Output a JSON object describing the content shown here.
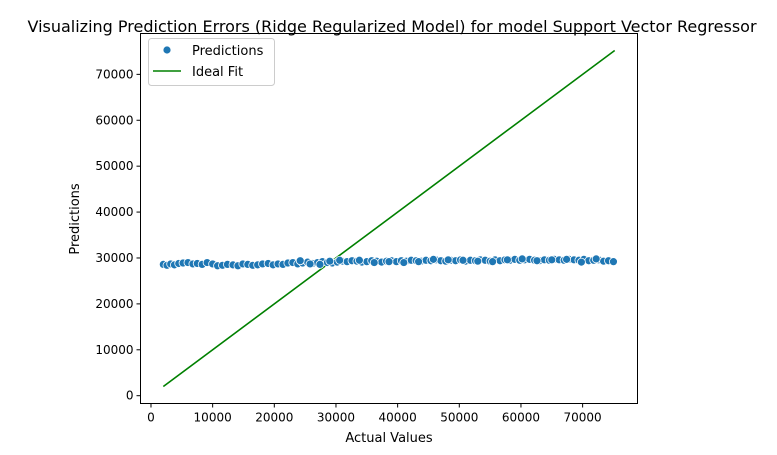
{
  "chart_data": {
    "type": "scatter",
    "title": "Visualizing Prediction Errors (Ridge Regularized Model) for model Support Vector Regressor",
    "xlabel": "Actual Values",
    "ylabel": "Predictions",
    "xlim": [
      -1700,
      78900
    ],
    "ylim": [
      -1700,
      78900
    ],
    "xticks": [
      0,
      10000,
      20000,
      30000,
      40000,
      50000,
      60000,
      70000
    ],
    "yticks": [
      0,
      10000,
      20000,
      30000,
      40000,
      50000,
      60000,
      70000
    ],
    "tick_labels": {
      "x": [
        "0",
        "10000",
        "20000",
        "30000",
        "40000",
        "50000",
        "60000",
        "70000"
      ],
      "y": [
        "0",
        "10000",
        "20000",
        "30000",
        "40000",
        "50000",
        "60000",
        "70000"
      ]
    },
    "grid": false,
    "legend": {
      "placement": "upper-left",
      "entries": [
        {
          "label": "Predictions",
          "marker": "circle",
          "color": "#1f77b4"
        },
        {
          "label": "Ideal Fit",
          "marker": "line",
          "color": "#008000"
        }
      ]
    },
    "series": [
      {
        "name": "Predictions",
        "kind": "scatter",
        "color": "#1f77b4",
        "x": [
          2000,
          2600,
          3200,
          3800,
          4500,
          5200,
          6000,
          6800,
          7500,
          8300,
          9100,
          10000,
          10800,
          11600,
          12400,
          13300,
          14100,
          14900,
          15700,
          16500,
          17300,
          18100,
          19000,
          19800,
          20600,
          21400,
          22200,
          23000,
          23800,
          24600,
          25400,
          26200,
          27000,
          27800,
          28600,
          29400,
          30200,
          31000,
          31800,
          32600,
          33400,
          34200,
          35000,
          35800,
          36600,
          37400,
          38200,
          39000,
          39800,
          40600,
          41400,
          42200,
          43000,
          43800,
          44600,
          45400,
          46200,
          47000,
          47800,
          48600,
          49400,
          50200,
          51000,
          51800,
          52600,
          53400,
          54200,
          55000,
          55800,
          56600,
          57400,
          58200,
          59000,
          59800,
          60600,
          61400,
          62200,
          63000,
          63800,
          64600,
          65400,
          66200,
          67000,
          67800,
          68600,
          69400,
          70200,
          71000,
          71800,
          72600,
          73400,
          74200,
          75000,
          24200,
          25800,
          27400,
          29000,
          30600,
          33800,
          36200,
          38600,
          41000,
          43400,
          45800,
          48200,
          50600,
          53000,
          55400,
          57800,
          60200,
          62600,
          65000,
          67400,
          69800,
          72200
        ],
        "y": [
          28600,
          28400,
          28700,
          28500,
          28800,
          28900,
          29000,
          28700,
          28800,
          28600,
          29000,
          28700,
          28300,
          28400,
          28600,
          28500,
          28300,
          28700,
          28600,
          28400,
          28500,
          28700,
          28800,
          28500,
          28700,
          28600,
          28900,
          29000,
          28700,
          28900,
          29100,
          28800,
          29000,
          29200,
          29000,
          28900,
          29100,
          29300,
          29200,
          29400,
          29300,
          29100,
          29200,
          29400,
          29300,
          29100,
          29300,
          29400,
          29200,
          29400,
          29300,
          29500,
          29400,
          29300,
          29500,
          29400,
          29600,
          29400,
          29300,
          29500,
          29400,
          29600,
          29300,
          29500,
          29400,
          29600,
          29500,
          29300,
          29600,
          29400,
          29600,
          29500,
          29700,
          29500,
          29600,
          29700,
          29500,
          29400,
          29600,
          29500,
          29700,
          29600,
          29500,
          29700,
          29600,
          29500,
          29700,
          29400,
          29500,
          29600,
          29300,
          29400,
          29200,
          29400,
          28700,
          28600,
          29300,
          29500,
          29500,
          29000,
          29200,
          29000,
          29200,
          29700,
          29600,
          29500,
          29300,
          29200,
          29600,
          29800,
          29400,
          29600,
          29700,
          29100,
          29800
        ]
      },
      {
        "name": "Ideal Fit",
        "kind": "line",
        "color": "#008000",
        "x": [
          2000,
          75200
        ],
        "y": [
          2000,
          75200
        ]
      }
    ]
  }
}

+===+

WORK TO DO
Write out the material above again, word for word, minus its pictures.

RESPONSE TO THIS TASK
Output a JSON object describing the content shown here.
{
  "chart_data": {
    "type": "scatter",
    "title": "Visualizing Prediction Errors (Ridge Regularized Model) for model Support Vector Regressor",
    "xlabel": "Actual Values",
    "ylabel": "Predictions",
    "xlim": [
      -1700,
      78900
    ],
    "ylim": [
      -1700,
      78900
    ],
    "xticks": [
      0,
      10000,
      20000,
      30000,
      40000,
      50000,
      60000,
      70000
    ],
    "yticks": [
      0,
      10000,
      20000,
      30000,
      40000,
      50000,
      60000,
      70000
    ],
    "tick_labels": {
      "x": [
        "0",
        "10000",
        "20000",
        "30000",
        "40000",
        "50000",
        "60000",
        "70000"
      ],
      "y": [
        "0",
        "10000",
        "20000",
        "30000",
        "40000",
        "50000",
        "60000",
        "70000"
      ]
    },
    "grid": false,
    "legend": {
      "placement": "upper-left",
      "entries": [
        {
          "label": "Predictions",
          "marker": "circle",
          "color": "#1f77b4"
        },
        {
          "label": "Ideal Fit",
          "marker": "line",
          "color": "#008000"
        }
      ]
    },
    "series": [
      {
        "name": "Predictions",
        "kind": "scatter",
        "color": "#1f77b4",
        "x": [
          2000,
          2600,
          3200,
          3800,
          4500,
          5200,
          6000,
          6800,
          7500,
          8300,
          9100,
          10000,
          10800,
          11600,
          12400,
          13300,
          14100,
          14900,
          15700,
          16500,
          17300,
          18100,
          19000,
          19800,
          20600,
          21400,
          22200,
          23000,
          23800,
          24600,
          25400,
          26200,
          27000,
          27800,
          28600,
          29400,
          30200,
          31000,
          31800,
          32600,
          33400,
          34200,
          35000,
          35800,
          36600,
          37400,
          38200,
          39000,
          39800,
          40600,
          41400,
          42200,
          43000,
          43800,
          44600,
          45400,
          46200,
          47000,
          47800,
          48600,
          49400,
          50200,
          51000,
          51800,
          52600,
          53400,
          54200,
          55000,
          55800,
          56600,
          57400,
          58200,
          59000,
          59800,
          60600,
          61400,
          62200,
          63000,
          63800,
          64600,
          65400,
          66200,
          67000,
          67800,
          68600,
          69400,
          70200,
          71000,
          71800,
          72600,
          73400,
          74200,
          75000,
          24200,
          25800,
          27400,
          29000,
          30600,
          33800,
          36200,
          38600,
          41000,
          43400,
          45800,
          48200,
          50600,
          53000,
          55400,
          57800,
          60200,
          62600,
          65000,
          67400,
          69800,
          72200
        ],
        "y": [
          28600,
          28400,
          28700,
          28500,
          28800,
          28900,
          29000,
          28700,
          28800,
          28600,
          29000,
          28700,
          28300,
          28400,
          28600,
          28500,
          28300,
          28700,
          28600,
          28400,
          28500,
          28700,
          28800,
          28500,
          28700,
          28600,
          28900,
          29000,
          28700,
          28900,
          29100,
          28800,
          29000,
          29200,
          29000,
          28900,
          29100,
          29300,
          29200,
          29400,
          29300,
          29100,
          29200,
          29400,
          29300,
          29100,
          29300,
          29400,
          29200,
          29400,
          29300,
          29500,
          29400,
          29300,
          29500,
          29400,
          29600,
          29400,
          29300,
          29500,
          29400,
          29600,
          29300,
          29500,
          29400,
          29600,
          29500,
          29300,
          29600,
          29400,
          29600,
          29500,
          29700,
          29500,
          29600,
          29700,
          29500,
          29400,
          29600,
          29500,
          29700,
          29600,
          29500,
          29700,
          29600,
          29500,
          29700,
          29400,
          29500,
          29600,
          29300,
          29400,
          29200,
          29400,
          28700,
          28600,
          29300,
          29500,
          29500,
          29000,
          29200,
          29000,
          29200,
          29700,
          29600,
          29500,
          29300,
          29200,
          29600,
          29800,
          29400,
          29600,
          29700,
          29100,
          29800
        ]
      },
      {
        "name": "Ideal Fit",
        "kind": "line",
        "color": "#008000",
        "x": [
          2000,
          75200
        ],
        "y": [
          2000,
          75200
        ]
      }
    ]
  }
}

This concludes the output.